■ **Set problem**
The data must be written out once more, precisely as given.

--*--

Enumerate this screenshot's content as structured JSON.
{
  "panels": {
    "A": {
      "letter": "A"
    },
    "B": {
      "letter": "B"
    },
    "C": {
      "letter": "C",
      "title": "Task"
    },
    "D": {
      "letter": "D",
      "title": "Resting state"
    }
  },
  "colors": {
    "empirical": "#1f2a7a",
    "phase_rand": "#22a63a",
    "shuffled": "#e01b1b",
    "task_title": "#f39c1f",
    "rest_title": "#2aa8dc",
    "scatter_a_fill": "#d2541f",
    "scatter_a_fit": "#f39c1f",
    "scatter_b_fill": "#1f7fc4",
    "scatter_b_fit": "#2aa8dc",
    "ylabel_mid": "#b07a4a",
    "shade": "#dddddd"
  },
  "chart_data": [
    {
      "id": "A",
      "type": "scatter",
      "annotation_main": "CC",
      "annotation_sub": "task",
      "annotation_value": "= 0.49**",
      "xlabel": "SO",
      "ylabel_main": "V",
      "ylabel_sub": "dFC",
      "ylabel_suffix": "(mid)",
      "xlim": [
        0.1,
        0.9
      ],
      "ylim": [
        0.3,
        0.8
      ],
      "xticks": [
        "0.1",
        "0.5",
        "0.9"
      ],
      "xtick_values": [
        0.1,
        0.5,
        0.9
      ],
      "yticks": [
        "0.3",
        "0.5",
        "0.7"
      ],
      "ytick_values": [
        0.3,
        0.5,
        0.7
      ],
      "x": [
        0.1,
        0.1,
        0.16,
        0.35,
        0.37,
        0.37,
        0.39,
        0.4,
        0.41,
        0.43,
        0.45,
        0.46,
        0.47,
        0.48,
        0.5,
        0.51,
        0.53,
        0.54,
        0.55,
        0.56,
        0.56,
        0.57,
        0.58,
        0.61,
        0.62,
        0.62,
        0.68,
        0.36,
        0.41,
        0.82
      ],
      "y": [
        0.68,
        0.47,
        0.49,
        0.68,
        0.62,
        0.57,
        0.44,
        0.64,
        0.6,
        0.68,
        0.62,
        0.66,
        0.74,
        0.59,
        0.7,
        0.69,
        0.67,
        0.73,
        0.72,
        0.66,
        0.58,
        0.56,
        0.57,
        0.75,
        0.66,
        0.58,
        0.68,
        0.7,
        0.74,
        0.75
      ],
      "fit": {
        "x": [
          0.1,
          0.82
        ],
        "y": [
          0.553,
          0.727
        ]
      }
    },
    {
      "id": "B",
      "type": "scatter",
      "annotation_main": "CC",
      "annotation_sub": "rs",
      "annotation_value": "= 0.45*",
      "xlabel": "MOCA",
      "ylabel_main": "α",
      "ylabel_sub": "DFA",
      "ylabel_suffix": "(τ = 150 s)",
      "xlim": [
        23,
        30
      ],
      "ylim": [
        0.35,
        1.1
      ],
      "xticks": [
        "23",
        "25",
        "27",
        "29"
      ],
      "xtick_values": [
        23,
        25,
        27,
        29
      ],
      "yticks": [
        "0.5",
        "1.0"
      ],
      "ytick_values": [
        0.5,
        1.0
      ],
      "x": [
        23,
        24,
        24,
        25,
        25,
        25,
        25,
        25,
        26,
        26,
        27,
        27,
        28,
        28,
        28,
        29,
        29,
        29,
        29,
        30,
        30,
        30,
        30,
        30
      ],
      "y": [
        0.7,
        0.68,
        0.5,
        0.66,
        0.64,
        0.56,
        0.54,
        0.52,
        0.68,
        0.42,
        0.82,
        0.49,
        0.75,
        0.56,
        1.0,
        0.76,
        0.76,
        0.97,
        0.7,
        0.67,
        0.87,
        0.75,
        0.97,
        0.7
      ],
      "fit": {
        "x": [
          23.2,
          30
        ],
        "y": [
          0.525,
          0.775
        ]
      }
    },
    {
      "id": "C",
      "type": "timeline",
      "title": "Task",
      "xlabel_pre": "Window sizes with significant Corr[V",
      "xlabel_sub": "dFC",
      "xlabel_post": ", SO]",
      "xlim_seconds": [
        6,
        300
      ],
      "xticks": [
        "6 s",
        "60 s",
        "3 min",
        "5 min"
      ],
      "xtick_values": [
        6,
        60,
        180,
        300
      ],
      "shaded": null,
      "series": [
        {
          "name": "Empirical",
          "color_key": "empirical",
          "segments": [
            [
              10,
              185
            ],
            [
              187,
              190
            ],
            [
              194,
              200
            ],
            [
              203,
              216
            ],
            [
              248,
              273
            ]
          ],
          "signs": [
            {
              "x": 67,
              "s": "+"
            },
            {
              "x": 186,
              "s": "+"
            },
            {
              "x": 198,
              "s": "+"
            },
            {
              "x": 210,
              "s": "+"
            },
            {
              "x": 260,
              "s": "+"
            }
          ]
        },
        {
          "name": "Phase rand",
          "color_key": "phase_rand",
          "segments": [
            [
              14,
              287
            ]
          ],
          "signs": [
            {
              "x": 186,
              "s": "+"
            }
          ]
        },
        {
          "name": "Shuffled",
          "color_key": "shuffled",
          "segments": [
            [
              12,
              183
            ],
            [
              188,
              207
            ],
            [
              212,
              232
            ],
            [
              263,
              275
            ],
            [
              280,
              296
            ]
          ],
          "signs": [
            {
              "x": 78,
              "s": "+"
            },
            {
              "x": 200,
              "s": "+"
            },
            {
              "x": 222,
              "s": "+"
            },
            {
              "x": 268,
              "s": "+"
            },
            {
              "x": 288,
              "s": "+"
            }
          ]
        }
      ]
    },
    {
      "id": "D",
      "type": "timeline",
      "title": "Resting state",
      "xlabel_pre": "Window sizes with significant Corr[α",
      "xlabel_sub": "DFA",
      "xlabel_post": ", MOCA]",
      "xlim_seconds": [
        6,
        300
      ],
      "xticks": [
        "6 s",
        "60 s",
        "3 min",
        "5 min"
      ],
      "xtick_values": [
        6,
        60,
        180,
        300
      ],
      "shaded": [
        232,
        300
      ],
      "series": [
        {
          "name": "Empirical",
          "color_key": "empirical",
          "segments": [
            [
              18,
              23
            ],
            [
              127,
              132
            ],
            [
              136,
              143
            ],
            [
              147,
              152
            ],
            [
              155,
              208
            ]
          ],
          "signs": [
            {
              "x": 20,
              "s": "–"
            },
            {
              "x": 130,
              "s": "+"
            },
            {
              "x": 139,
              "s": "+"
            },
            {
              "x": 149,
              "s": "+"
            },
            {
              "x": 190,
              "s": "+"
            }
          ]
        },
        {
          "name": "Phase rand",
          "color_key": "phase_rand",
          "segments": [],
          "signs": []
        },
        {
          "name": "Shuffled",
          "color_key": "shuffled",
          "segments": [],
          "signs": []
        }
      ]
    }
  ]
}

--*--

■ **Worked answer**
Enumerate this screenshot's content as structured JSON.
{
  "panels": {
    "A": {
      "letter": "A"
    },
    "B": {
      "letter": "B"
    },
    "C": {
      "letter": "C",
      "title": "Task"
    },
    "D": {
      "letter": "D",
      "title": "Resting state"
    }
  },
  "colors": {
    "empirical": "#1f2a7a",
    "phase_rand": "#22a63a",
    "shuffled": "#e01b1b",
    "task_title": "#f39c1f",
    "rest_title": "#2aa8dc",
    "scatter_a_fill": "#d2541f",
    "scatter_a_fit": "#f39c1f",
    "scatter_b_fill": "#1f7fc4",
    "scatter_b_fit": "#2aa8dc",
    "ylabel_mid": "#b07a4a",
    "shade": "#dddddd"
  },
  "chart_data": [
    {
      "id": "A",
      "type": "scatter",
      "annotation_main": "CC",
      "annotation_sub": "task",
      "annotation_value": "= 0.49**",
      "xlabel": "SO",
      "ylabel_main": "V",
      "ylabel_sub": "dFC",
      "ylabel_suffix": "(mid)",
      "xlim": [
        0.1,
        0.9
      ],
      "ylim": [
        0.3,
        0.8
      ],
      "xticks": [
        "0.1",
        "0.5",
        "0.9"
      ],
      "xtick_values": [
        0.1,
        0.5,
        0.9
      ],
      "yticks": [
        "0.3",
        "0.5",
        "0.7"
      ],
      "ytick_values": [
        0.3,
        0.5,
        0.7
      ],
      "x": [
        0.1,
        0.1,
        0.16,
        0.35,
        0.37,
        0.37,
        0.39,
        0.4,
        0.41,
        0.43,
        0.45,
        0.46,
        0.47,
        0.48,
        0.5,
        0.51,
        0.53,
        0.54,
        0.55,
        0.56,
        0.56,
        0.57,
        0.58,
        0.61,
        0.62,
        0.62,
        0.68,
        0.36,
        0.41,
        0.82
      ],
      "y": [
        0.68,
        0.47,
        0.49,
        0.68,
        0.62,
        0.57,
        0.44,
        0.64,
        0.6,
        0.68,
        0.62,
        0.66,
        0.74,
        0.59,
        0.7,
        0.69,
        0.67,
        0.73,
        0.72,
        0.66,
        0.58,
        0.56,
        0.57,
        0.75,
        0.66,
        0.58,
        0.68,
        0.7,
        0.74,
        0.75
      ],
      "fit": {
        "x": [
          0.1,
          0.82
        ],
        "y": [
          0.553,
          0.727
        ]
      }
    },
    {
      "id": "B",
      "type": "scatter",
      "annotation_main": "CC",
      "annotation_sub": "rs",
      "annotation_value": "= 0.45*",
      "xlabel": "MOCA",
      "ylabel_main": "α",
      "ylabel_sub": "DFA",
      "ylabel_suffix": "(τ = 150 s)",
      "xlim": [
        23,
        30
      ],
      "ylim": [
        0.35,
        1.1
      ],
      "xticks": [
        "23",
        "25",
        "27",
        "29"
      ],
      "xtick_values": [
        23,
        25,
        27,
        29
      ],
      "yticks": [
        "0.5",
        "1.0"
      ],
      "ytick_values": [
        0.5,
        1.0
      ],
      "x": [
        23,
        24,
        24,
        25,
        25,
        25,
        25,
        25,
        26,
        26,
        27,
        27,
        28,
        28,
        28,
        29,
        29,
        29,
        29,
        30,
        30,
        30,
        30,
        30
      ],
      "y": [
        0.7,
        0.68,
        0.5,
        0.66,
        0.64,
        0.56,
        0.54,
        0.52,
        0.68,
        0.42,
        0.82,
        0.49,
        0.75,
        0.56,
        1.0,
        0.76,
        0.76,
        0.97,
        0.7,
        0.67,
        0.87,
        0.75,
        0.97,
        0.7
      ],
      "fit": {
        "x": [
          23.2,
          30
        ],
        "y": [
          0.525,
          0.775
        ]
      }
    },
    {
      "id": "C",
      "type": "timeline",
      "title": "Task",
      "xlabel_pre": "Window sizes with significant Corr[V",
      "xlabel_sub": "dFC",
      "xlabel_post": ", SO]",
      "xlim_seconds": [
        6,
        300
      ],
      "xticks": [
        "6 s",
        "60 s",
        "3 min",
        "5 min"
      ],
      "xtick_values": [
        6,
        60,
        180,
        300
      ],
      "shaded": null,
      "series": [
        {
          "name": "Empirical",
          "color_key": "empirical",
          "segments": [
            [
              10,
              185
            ],
            [
              187,
              190
            ],
            [
              194,
              200
            ],
            [
              203,
              216
            ],
            [
              248,
              273
            ]
          ],
          "signs": [
            {
              "x": 67,
              "s": "+"
            },
            {
              "x": 186,
              "s": "+"
            },
            {
              "x": 198,
              "s": "+"
            },
            {
              "x": 210,
              "s": "+"
            },
            {
              "x": 260,
              "s": "+"
            }
          ]
        },
        {
          "name": "Phase rand",
          "color_key": "phase_rand",
          "segments": [
            [
              14,
              287
            ]
          ],
          "signs": [
            {
              "x": 186,
              "s": "+"
            }
          ]
        },
        {
          "name": "Shuffled",
          "color_key": "shuffled",
          "segments": [
            [
              12,
              183
            ],
            [
              188,
              207
            ],
            [
              212,
              232
            ],
            [
              263,
              275
            ],
            [
              280,
              296
            ]
          ],
          "signs": [
            {
              "x": 78,
              "s": "+"
            },
            {
              "x": 200,
              "s": "+"
            },
            {
              "x": 222,
              "s": "+"
            },
            {
              "x": 268,
              "s": "+"
            },
            {
              "x": 288,
              "s": "+"
            }
          ]
        }
      ]
    },
    {
      "id": "D",
      "type": "timeline",
      "title": "Resting state",
      "xlabel_pre": "Window sizes with significant Corr[α",
      "xlabel_sub": "DFA",
      "xlabel_post": ", MOCA]",
      "xlim_seconds": [
        6,
        300
      ],
      "xticks": [
        "6 s",
        "60 s",
        "3 min",
        "5 min"
      ],
      "xtick_values": [
        6,
        60,
        180,
        300
      ],
      "shaded": [
        232,
        300
      ],
      "series": [
        {
          "name": "Empirical",
          "color_key": "empirical",
          "segments": [
            [
              18,
              23
            ],
            [
              127,
              132
            ],
            [
              136,
              143
            ],
            [
              147,
              152
            ],
            [
              155,
              208
            ]
          ],
          "signs": [
            {
              "x": 20,
              "s": "–"
            },
            {
              "x": 130,
              "s": "+"
            },
            {
              "x": 139,
              "s": "+"
            },
            {
              "x": 149,
              "s": "+"
            },
            {
              "x": 190,
              "s": "+"
            }
          ]
        },
        {
          "name": "Phase rand",
          "color_key": "phase_rand",
          "segments": [],
          "signs": []
        },
        {
          "name": "Shuffled",
          "color_key": "shuffled",
          "segments": [],
          "signs": []
        }
      ]
    }
  ]
}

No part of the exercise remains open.